Raw records:
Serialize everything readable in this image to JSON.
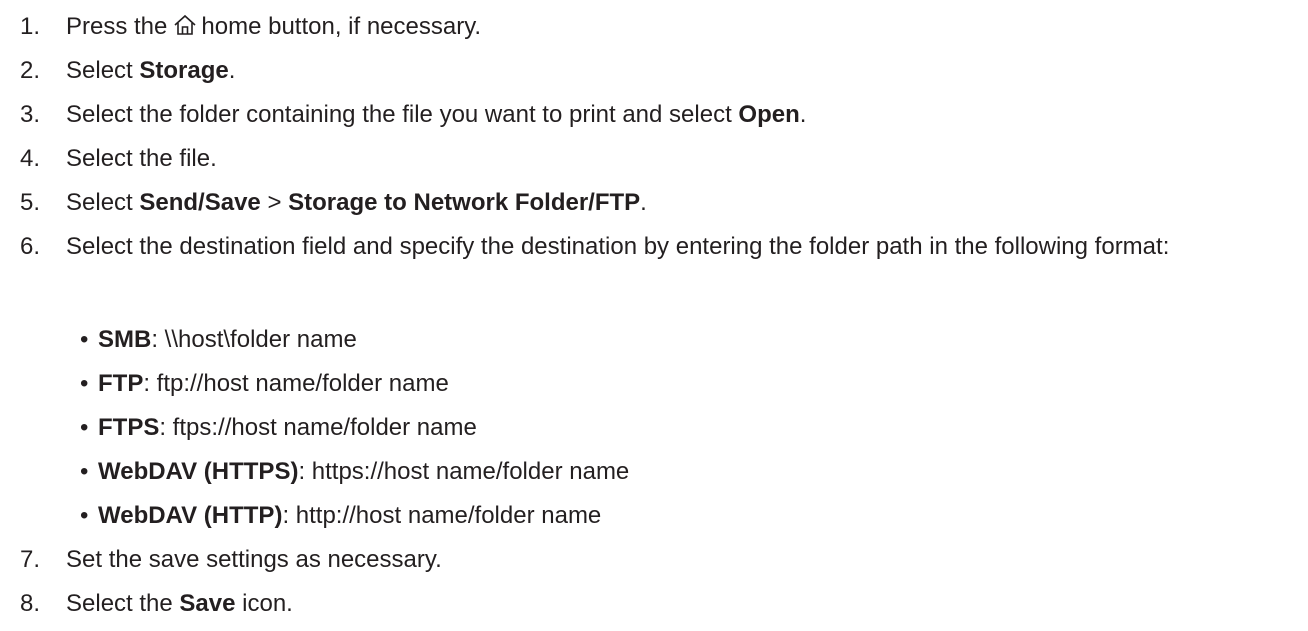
{
  "steps": [
    {
      "num": "1.",
      "a": "Press the",
      "b": "home button, if necessary."
    },
    {
      "num": "2.",
      "a": "Select ",
      "b": "Storage",
      "c": "."
    },
    {
      "num": "3.",
      "a": "Select the folder containing the file you want to print and select ",
      "b": "Open",
      "c": "."
    },
    {
      "num": "4.",
      "a": "Select the file."
    },
    {
      "num": "5.",
      "a": "Select ",
      "b": "Send/Save",
      "c": " > ",
      "d": "Storage to Network Folder/FTP",
      "e": "."
    },
    {
      "num": "6.",
      "a": "Select the destination field and specify the destination by entering the folder path in the following format:"
    },
    {
      "num": "7.",
      "a": "Set the save settings as necessary."
    },
    {
      "num": "8.",
      "a": "Select the ",
      "b": "Save",
      "c": " icon."
    }
  ],
  "formats": [
    {
      "label": "SMB",
      "value": ": \\\\host\\folder name"
    },
    {
      "label": "FTP",
      "value": ": ftp://host name/folder name"
    },
    {
      "label": "FTPS",
      "value": ": ftps://host name/folder name"
    },
    {
      "label": "WebDAV (HTTPS)",
      "value": ": https://host name/folder name"
    },
    {
      "label": "WebDAV (HTTP)",
      "value": ": http://host name/folder name"
    }
  ],
  "bullet": "•",
  "icons": {
    "home": "home-icon"
  }
}
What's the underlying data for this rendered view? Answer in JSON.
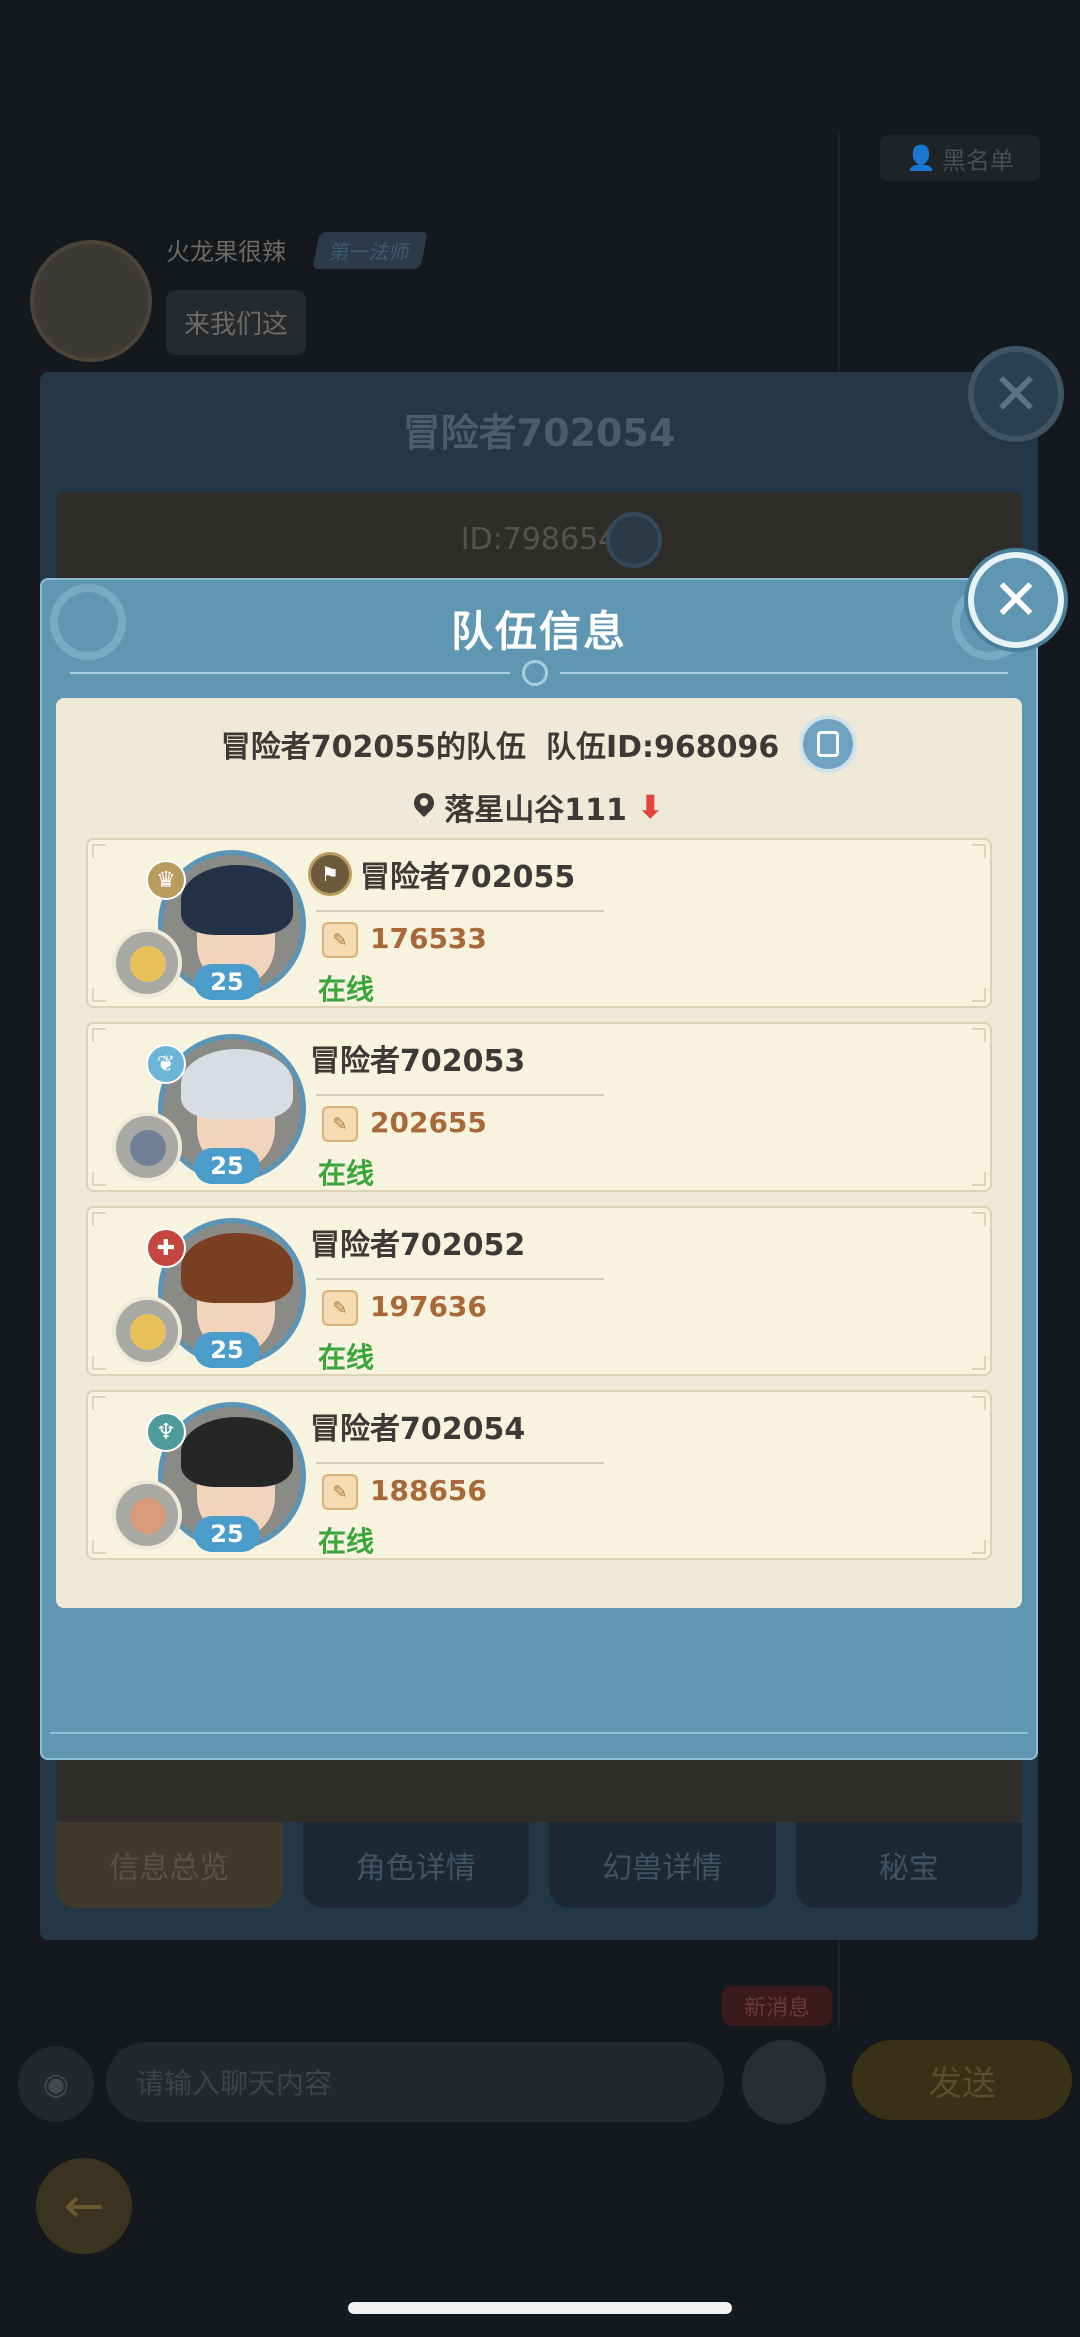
{
  "background_chat": {
    "blacklist_label": "黑名单",
    "sender_name": "火龙果很辣",
    "sender_tag": "第一法师",
    "message": "来我们这"
  },
  "player_panel": {
    "title": "冒险者702054",
    "id_text": "ID:798654",
    "tabs": [
      "信息总览",
      "角色详情",
      "幻兽详情",
      "秘宝"
    ]
  },
  "chat_bar": {
    "new_message": "新消息",
    "input_placeholder": "请输入聊天内容",
    "send_label": "发送"
  },
  "team_modal": {
    "title": "队伍信息",
    "team_name": "冒险者702055的队伍",
    "team_id": "队伍ID:968096",
    "location": "落星山谷111",
    "members": [
      {
        "name": "冒险者702055",
        "power": "176533",
        "status": "在线",
        "level": "25",
        "leader": true,
        "hair": "#233246",
        "pet": "#e8c05a",
        "class_color": "#b99b5e"
      },
      {
        "name": "冒险者702053",
        "power": "202655",
        "status": "在线",
        "level": "25",
        "leader": false,
        "hair": "#d8dde3",
        "pet": "#6f7f95",
        "class_color": "#6cb5d8"
      },
      {
        "name": "冒险者702052",
        "power": "197636",
        "status": "在线",
        "level": "25",
        "leader": false,
        "hair": "#7a3e22",
        "pet": "#e8c05a",
        "class_color": "#c4463e"
      },
      {
        "name": "冒险者702054",
        "power": "188656",
        "status": "在线",
        "level": "25",
        "leader": false,
        "hair": "#262626",
        "pet": "#d99c7a",
        "class_color": "#4f9a9a"
      }
    ]
  },
  "colors": {
    "modal_bg": "#5f97b3",
    "card_bg": "#efe9d7",
    "online_green": "#3aa53a",
    "power_brown": "#a8683a"
  }
}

What the task requires » Output the data above without changes, apart from leaving out the pictures.

Full answer »
Serialize everything readable in this image to JSON.
{
  "steps": [
    {
      "num": "1.",
      "a": "Press the",
      "b": "home button, if necessary."
    },
    {
      "num": "2.",
      "a": "Select ",
      "b": "Storage",
      "c": "."
    },
    {
      "num": "3.",
      "a": "Select the folder containing the file you want to print and select ",
      "b": "Open",
      "c": "."
    },
    {
      "num": "4.",
      "a": "Select the file."
    },
    {
      "num": "5.",
      "a": "Select ",
      "b": "Send/Save",
      "c": " > ",
      "d": "Storage to Network Folder/FTP",
      "e": "."
    },
    {
      "num": "6.",
      "a": "Select the destination field and specify the destination by entering the folder path in the following format:"
    },
    {
      "num": "7.",
      "a": "Set the save settings as necessary."
    },
    {
      "num": "8.",
      "a": "Select the ",
      "b": "Save",
      "c": " icon."
    }
  ],
  "formats": [
    {
      "label": "SMB",
      "value": ": \\\\host\\folder name"
    },
    {
      "label": "FTP",
      "value": ": ftp://host name/folder name"
    },
    {
      "label": "FTPS",
      "value": ": ftps://host name/folder name"
    },
    {
      "label": "WebDAV (HTTPS)",
      "value": ": https://host name/folder name"
    },
    {
      "label": "WebDAV (HTTP)",
      "value": ": http://host name/folder name"
    }
  ],
  "bullet": "•",
  "icons": {
    "home": "home-icon"
  }
}
What's the underlying data for this rendered view? Answer in JSON.
{
  "background_chat": {
    "blacklist_label": "黑名单",
    "sender_name": "火龙果很辣",
    "sender_tag": "第一法师",
    "message": "来我们这"
  },
  "player_panel": {
    "title": "冒险者702054",
    "id_text": "ID:798654",
    "tabs": [
      "信息总览",
      "角色详情",
      "幻兽详情",
      "秘宝"
    ]
  },
  "chat_bar": {
    "new_message": "新消息",
    "input_placeholder": "请输入聊天内容",
    "send_label": "发送"
  },
  "team_modal": {
    "title": "队伍信息",
    "team_name": "冒险者702055的队伍",
    "team_id": "队伍ID:968096",
    "location": "落星山谷111",
    "members": [
      {
        "name": "冒险者702055",
        "power": "176533",
        "status": "在线",
        "level": "25",
        "leader": true,
        "hair": "#233246",
        "pet": "#e8c05a",
        "class_color": "#b99b5e"
      },
      {
        "name": "冒险者702053",
        "power": "202655",
        "status": "在线",
        "level": "25",
        "leader": false,
        "hair": "#d8dde3",
        "pet": "#6f7f95",
        "class_color": "#6cb5d8"
      },
      {
        "name": "冒险者702052",
        "power": "197636",
        "status": "在线",
        "level": "25",
        "leader": false,
        "hair": "#7a3e22",
        "pet": "#e8c05a",
        "class_color": "#c4463e"
      },
      {
        "name": "冒险者702054",
        "power": "188656",
        "status": "在线",
        "level": "25",
        "leader": false,
        "hair": "#262626",
        "pet": "#d99c7a",
        "class_color": "#4f9a9a"
      }
    ]
  },
  "colors": {
    "modal_bg": "#5f97b3",
    "card_bg": "#efe9d7",
    "online_green": "#3aa53a",
    "power_brown": "#a8683a"
  }
}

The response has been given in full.